====== PROVIDED MATERIAL ======

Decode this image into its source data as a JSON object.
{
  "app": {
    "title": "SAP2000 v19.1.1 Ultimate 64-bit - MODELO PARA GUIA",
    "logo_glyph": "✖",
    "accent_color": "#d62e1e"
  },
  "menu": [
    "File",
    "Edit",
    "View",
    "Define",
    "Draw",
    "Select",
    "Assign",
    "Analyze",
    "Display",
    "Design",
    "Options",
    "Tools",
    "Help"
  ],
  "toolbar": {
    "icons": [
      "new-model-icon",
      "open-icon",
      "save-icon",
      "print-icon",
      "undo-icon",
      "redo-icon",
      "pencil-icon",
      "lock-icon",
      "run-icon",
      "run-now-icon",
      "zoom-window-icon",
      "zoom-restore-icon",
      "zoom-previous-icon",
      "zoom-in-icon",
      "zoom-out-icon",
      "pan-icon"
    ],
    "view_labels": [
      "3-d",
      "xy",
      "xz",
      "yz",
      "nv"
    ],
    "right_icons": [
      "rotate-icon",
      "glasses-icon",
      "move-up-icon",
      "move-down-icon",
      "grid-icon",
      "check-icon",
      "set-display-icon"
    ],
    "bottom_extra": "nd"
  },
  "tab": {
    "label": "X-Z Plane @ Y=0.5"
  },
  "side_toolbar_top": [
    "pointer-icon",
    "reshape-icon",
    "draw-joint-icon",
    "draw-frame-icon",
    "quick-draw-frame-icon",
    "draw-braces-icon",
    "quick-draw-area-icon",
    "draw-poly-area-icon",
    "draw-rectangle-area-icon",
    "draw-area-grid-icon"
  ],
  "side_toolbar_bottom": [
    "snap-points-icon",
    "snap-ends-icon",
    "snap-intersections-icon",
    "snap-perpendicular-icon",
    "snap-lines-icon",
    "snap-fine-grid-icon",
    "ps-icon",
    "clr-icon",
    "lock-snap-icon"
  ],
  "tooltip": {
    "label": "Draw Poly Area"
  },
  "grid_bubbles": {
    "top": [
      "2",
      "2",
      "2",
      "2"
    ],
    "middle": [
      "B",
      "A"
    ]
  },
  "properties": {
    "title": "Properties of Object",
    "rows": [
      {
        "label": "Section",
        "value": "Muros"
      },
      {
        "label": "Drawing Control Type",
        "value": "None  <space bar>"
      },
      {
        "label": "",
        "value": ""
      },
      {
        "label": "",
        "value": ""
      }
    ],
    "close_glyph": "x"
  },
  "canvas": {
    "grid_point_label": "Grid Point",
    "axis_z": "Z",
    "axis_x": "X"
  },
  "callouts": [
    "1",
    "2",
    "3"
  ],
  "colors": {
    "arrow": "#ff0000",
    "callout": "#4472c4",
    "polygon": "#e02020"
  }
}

======

• **EXERCISE**
Extract each line from the entries above that contains the string "quick".

• **RESPONSE TO THIS TASK**
    "quick-draw-frame-icon",
    "quick-draw-area-icon",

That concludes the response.